▸ **Directions for this task**:
Locate each line below that includes "Advertising" and reproduce it.

....

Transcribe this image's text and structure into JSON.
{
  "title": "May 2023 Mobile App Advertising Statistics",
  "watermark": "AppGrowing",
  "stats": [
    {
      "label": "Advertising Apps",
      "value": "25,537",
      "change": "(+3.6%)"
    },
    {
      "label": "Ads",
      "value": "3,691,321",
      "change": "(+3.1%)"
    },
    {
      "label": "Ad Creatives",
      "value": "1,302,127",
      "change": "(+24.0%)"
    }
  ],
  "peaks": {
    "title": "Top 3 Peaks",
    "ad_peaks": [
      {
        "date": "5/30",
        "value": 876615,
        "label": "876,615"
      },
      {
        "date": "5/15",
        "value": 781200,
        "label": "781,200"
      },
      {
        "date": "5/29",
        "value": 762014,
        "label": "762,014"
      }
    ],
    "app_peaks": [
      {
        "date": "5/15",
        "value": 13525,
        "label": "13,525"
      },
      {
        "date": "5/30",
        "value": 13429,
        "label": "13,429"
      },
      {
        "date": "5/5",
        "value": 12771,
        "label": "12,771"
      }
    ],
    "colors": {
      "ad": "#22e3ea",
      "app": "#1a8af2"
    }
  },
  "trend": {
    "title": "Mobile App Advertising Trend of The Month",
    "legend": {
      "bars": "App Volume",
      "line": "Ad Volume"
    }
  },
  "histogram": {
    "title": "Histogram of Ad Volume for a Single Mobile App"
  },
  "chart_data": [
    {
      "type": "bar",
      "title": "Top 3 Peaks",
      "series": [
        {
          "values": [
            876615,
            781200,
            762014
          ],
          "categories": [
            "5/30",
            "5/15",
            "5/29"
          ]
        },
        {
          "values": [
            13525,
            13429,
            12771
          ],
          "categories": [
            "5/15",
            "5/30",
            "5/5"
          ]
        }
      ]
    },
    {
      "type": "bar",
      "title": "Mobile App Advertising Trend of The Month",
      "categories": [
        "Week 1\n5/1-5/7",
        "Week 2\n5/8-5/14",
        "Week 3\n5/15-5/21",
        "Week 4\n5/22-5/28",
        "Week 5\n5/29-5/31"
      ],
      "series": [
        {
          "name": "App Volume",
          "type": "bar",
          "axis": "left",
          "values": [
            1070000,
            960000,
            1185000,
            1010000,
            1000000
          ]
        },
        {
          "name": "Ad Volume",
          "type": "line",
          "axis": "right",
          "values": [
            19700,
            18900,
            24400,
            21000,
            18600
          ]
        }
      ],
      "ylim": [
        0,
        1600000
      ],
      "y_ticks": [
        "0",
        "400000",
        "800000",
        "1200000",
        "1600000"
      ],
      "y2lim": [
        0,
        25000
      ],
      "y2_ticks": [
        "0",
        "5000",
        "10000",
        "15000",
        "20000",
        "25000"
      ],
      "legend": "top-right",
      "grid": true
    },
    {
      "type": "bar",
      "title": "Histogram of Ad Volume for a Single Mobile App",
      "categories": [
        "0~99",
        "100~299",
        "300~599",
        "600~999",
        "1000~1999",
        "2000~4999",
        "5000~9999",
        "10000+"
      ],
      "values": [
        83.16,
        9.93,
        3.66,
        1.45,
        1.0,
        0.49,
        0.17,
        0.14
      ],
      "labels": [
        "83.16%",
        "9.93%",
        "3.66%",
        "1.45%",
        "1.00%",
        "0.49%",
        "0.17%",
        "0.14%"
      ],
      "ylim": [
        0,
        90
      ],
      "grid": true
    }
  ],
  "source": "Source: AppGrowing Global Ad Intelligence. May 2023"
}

....

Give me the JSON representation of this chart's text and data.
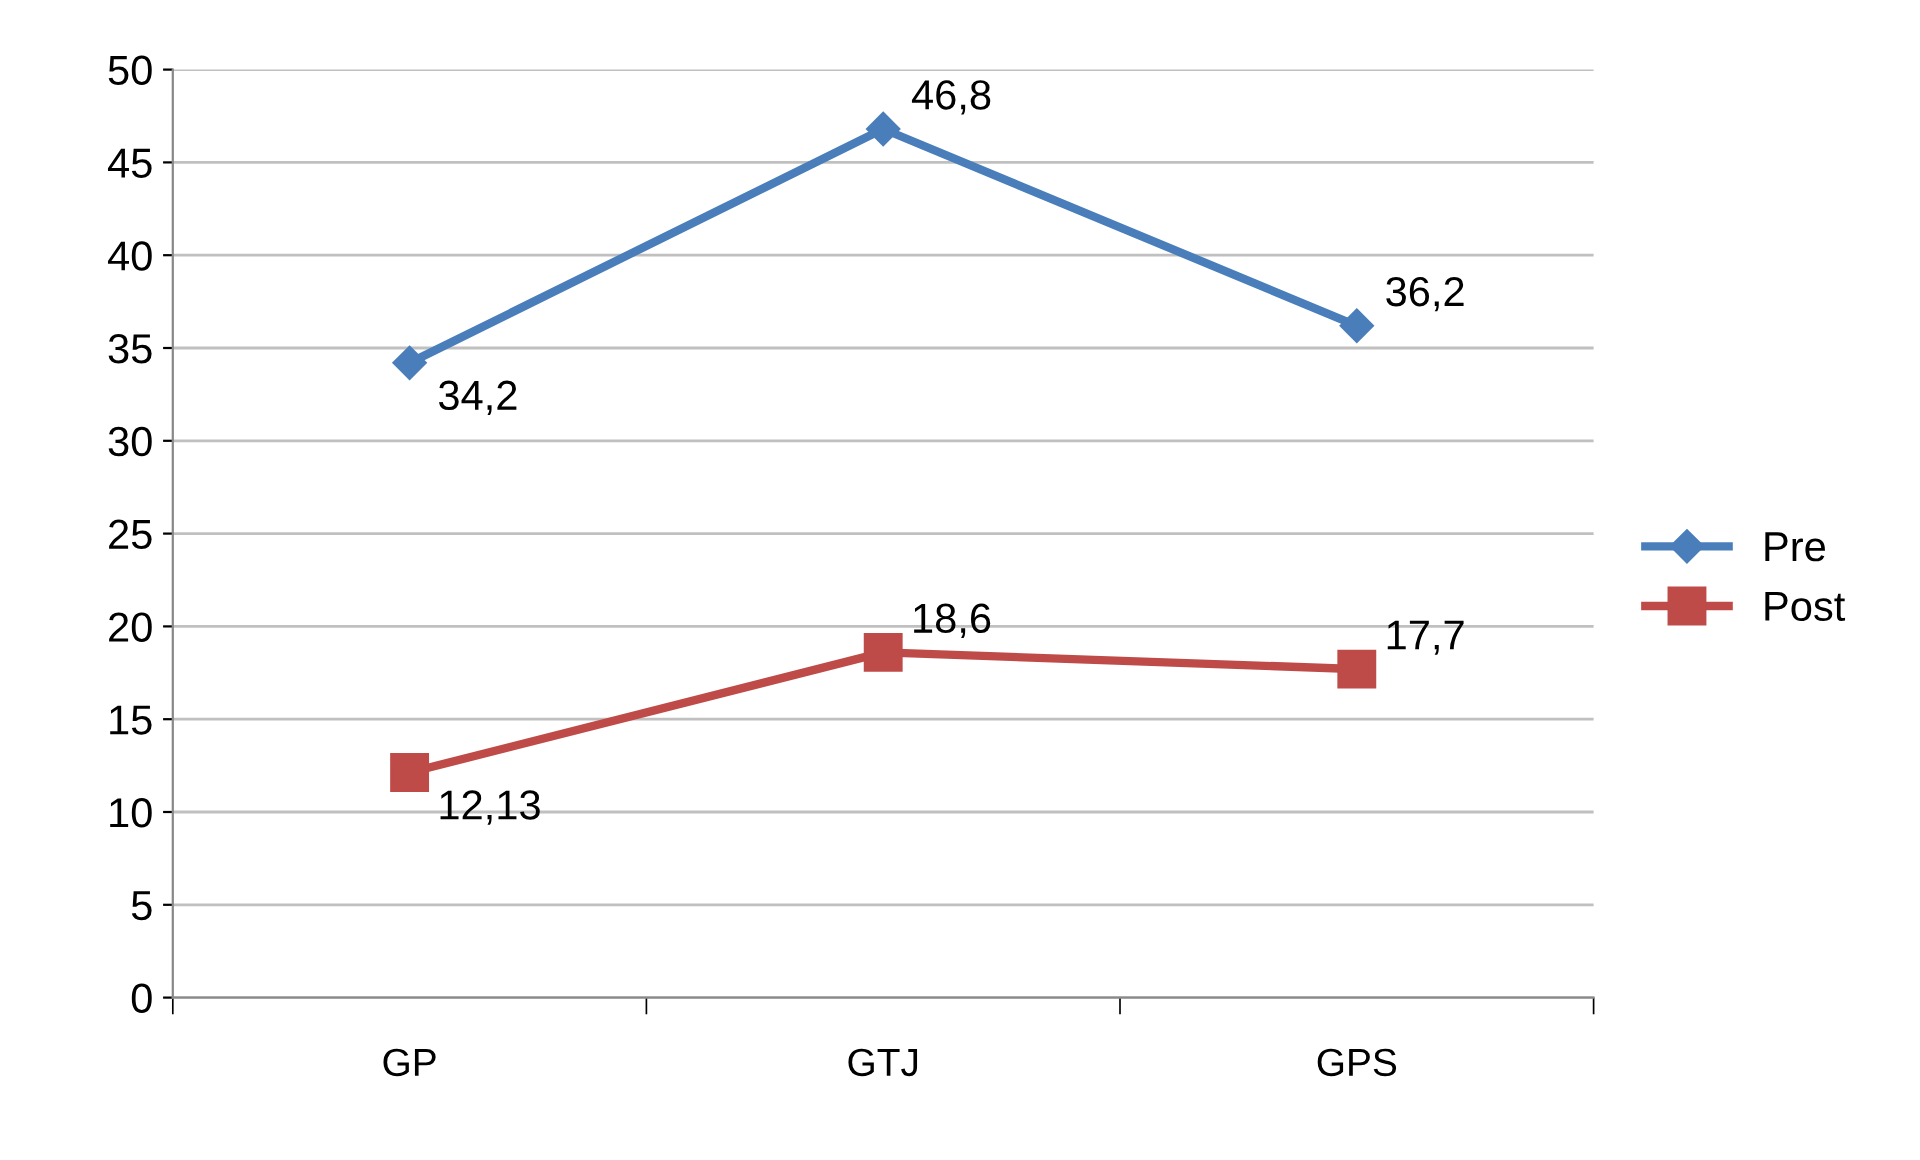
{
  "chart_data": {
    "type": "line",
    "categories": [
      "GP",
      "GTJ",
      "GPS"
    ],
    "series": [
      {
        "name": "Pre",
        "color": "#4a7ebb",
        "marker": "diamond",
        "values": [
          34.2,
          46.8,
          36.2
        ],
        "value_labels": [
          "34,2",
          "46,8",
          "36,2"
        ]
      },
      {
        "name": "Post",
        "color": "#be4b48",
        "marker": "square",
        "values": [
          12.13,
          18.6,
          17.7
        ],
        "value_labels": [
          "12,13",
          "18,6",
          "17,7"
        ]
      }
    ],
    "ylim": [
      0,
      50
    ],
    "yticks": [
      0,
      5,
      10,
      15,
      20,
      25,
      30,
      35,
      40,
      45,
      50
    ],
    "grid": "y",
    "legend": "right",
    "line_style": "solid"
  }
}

....

▸ **Solution for this exercise**:
  "title": "May 2023 Mobile App Advertising Statistics",
      "label": "Advertising Apps",
    "title": "Mobile App Advertising Trend of The Month",
      "title": "Mobile App Advertising Trend of The Month",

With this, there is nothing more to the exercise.